[Opening GIVEN RECORDS section]
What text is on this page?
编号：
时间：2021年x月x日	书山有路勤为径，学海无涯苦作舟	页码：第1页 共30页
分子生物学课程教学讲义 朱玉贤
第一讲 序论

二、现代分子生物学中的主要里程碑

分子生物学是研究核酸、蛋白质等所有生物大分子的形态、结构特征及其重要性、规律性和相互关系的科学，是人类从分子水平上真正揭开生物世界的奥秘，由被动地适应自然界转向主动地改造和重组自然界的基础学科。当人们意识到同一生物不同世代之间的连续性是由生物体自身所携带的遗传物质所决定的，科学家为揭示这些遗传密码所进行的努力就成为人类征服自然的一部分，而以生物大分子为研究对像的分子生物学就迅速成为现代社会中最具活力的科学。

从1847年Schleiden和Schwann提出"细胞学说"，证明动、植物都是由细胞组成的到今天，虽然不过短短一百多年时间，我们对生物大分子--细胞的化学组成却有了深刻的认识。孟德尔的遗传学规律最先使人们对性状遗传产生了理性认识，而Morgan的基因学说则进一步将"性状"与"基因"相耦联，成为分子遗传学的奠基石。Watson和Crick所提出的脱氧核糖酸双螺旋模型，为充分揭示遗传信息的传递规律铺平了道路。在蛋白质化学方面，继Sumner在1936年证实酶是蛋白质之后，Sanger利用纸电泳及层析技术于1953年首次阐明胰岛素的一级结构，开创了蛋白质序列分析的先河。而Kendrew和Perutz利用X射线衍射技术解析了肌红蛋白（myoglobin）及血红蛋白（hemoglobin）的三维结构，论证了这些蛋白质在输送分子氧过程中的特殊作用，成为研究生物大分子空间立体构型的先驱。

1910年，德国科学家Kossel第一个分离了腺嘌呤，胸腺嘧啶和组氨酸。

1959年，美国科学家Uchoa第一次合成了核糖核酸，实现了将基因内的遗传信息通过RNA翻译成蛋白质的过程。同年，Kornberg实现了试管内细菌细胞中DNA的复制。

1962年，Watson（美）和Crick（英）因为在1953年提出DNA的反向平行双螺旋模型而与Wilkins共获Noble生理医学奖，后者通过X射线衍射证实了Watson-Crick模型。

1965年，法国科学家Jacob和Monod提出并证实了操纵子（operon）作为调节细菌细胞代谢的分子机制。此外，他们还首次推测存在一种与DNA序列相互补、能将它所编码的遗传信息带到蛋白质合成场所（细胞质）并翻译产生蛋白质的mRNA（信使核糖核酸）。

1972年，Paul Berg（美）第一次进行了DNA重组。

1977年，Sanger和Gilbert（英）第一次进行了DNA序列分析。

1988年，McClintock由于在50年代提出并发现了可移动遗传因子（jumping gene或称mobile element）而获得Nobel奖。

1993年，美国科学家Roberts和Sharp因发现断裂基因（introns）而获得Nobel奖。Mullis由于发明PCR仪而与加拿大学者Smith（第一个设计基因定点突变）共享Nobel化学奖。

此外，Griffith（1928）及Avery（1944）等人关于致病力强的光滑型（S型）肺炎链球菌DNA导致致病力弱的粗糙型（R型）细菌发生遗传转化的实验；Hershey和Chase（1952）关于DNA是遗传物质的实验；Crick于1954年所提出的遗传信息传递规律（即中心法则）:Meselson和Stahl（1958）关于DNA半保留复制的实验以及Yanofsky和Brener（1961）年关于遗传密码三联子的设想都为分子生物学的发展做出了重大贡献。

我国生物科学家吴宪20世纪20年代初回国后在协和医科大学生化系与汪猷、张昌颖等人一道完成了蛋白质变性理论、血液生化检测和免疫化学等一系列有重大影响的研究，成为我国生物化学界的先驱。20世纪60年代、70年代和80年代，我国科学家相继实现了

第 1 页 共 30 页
[Closing GIVEN RECORDS section]
[Opening GIVEN RECORDS section]
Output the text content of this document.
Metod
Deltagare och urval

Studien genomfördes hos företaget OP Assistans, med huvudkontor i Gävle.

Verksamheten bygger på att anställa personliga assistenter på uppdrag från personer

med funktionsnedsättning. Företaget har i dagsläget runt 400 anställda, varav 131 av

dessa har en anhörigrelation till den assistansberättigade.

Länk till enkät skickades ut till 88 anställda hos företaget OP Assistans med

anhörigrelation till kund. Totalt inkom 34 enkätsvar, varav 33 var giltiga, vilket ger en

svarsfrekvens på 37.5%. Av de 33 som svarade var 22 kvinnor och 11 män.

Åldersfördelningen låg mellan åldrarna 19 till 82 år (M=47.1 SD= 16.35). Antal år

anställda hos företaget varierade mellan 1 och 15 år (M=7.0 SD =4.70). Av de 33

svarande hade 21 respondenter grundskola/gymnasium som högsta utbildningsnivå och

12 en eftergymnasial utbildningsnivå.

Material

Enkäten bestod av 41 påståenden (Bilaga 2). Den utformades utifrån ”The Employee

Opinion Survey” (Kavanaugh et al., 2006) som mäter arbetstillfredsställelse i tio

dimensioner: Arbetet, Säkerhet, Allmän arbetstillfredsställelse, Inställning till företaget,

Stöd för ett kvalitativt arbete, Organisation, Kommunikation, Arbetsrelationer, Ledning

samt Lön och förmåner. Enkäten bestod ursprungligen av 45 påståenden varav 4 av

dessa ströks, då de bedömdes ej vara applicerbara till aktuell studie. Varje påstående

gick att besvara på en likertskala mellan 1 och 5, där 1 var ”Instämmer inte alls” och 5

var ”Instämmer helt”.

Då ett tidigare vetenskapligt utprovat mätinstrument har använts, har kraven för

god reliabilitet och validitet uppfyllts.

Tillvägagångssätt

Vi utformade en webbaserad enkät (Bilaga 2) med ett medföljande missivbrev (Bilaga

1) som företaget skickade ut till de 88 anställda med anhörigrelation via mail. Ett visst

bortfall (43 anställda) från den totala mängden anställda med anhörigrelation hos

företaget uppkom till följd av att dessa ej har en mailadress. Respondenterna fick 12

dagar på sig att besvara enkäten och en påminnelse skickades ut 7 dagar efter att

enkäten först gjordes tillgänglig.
[Closing GIVEN RECORDS section]
### PROBLEM STATEMENT
Please copy each line of the records above that holds the word "arbetstillfredsställelse".

### WRITTEN REPLY
Opinion Survey” (Kavanaugh et al., 2006) som mäter arbetstillfredsställelse i tio
dimensioner: Arbetet, Säkerhet, Allmän arbetstillfredsställelse, Inställning till företaget,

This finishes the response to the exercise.